**SHORT TASK**
Reproduce this listing in full.
....
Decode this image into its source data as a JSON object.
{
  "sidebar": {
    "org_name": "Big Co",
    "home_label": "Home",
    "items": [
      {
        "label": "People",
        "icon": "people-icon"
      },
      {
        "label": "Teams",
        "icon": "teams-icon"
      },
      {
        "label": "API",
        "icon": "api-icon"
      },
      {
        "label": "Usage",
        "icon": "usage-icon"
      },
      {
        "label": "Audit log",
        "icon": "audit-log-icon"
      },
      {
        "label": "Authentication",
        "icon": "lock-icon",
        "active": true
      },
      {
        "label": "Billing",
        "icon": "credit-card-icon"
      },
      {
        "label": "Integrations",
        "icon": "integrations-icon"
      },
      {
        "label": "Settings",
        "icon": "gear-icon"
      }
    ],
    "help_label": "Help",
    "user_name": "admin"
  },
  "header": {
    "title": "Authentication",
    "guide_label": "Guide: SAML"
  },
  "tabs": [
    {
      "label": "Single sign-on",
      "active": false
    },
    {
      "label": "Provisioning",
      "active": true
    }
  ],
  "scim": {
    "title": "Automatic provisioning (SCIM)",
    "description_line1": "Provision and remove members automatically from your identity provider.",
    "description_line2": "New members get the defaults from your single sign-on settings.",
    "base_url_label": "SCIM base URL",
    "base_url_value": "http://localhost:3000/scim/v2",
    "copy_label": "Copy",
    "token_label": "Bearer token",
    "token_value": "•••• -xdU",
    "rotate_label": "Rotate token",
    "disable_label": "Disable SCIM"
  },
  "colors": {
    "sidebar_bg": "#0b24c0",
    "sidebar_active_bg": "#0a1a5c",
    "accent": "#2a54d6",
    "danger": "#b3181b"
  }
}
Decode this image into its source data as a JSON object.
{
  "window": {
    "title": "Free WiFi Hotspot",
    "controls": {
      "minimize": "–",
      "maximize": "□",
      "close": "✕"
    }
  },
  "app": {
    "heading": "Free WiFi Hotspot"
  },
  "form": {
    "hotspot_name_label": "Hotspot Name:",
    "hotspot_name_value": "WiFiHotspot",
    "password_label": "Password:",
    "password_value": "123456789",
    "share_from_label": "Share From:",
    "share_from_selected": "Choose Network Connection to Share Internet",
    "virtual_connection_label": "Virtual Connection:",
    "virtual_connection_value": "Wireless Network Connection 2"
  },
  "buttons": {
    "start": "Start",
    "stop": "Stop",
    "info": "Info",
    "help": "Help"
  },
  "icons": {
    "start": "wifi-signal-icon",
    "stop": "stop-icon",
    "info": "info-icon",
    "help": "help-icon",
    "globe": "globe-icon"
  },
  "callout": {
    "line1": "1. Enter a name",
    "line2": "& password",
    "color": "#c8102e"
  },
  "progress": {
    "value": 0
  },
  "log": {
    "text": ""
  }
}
....
**EXERCISE RESULT**
Decode this image into its source data as a JSON object.
{
  "sidebar": {
    "org_name": "Big Co",
    "home_label": "Home",
    "items": [
      {
        "label": "People",
        "icon": "people-icon"
      },
      {
        "label": "Teams",
        "icon": "teams-icon"
      },
      {
        "label": "API",
        "icon": "api-icon"
      },
      {
        "label": "Usage",
        "icon": "usage-icon"
      },
      {
        "label": "Audit log",
        "icon": "audit-log-icon"
      },
      {
        "label": "Authentication",
        "icon": "lock-icon",
        "active": true
      },
      {
        "label": "Billing",
        "icon": "credit-card-icon"
      },
      {
        "label": "Integrations",
        "icon": "integrations-icon"
      },
      {
        "label": "Settings",
        "icon": "gear-icon"
      }
    ],
    "help_label": "Help",
    "user_name": "admin"
  },
  "header": {
    "title": "Authentication",
    "guide_label": "Guide: SAML"
  },
  "tabs": [
    {
      "label": "Single sign-on",
      "active": false
    },
    {
      "label": "Provisioning",
      "active": true
    }
  ],
  "scim": {
    "title": "Automatic provisioning (SCIM)",
    "description_line1": "Provision and remove members automatically from your identity provider.",
    "description_line2": "New members get the defaults from your single sign-on settings.",
    "base_url_label": "SCIM base URL",
    "base_url_value": "http://localhost:3000/scim/v2",
    "copy_label": "Copy",
    "token_label": "Bearer token",
    "token_value": "•••• -xdU",
    "rotate_label": "Rotate token",
    "disable_label": "Disable SCIM"
  },
  "colors": {
    "sidebar_bg": "#0b24c0",
    "sidebar_active_bg": "#0a1a5c",
    "accent": "#2a54d6",
    "danger": "#b3181b"
  }
}
Decode this image into its source data as a JSON object.
{
  "window": {
    "title": "Free WiFi Hotspot",
    "controls": {
      "minimize": "–",
      "maximize": "□",
      "close": "✕"
    }
  },
  "app": {
    "heading": "Free WiFi Hotspot"
  },
  "form": {
    "hotspot_name_label": "Hotspot Name:",
    "hotspot_name_value": "WiFiHotspot",
    "password_label": "Password:",
    "password_value": "123456789",
    "share_from_label": "Share From:",
    "share_from_selected": "Choose Network Connection to Share Internet",
    "virtual_connection_label": "Virtual Connection:",
    "virtual_connection_value": "Wireless Network Connection 2"
  },
  "buttons": {
    "start": "Start",
    "stop": "Stop",
    "info": "Info",
    "help": "Help"
  },
  "icons": {
    "start": "wifi-signal-icon",
    "stop": "stop-icon",
    "info": "info-icon",
    "help": "help-icon",
    "globe": "globe-icon"
  },
  "callout": {
    "line1": "1. Enter a name",
    "line2": "& password",
    "color": "#c8102e"
  },
  "progress": {
    "value": 0
  },
  "log": {
    "text": ""
  }
}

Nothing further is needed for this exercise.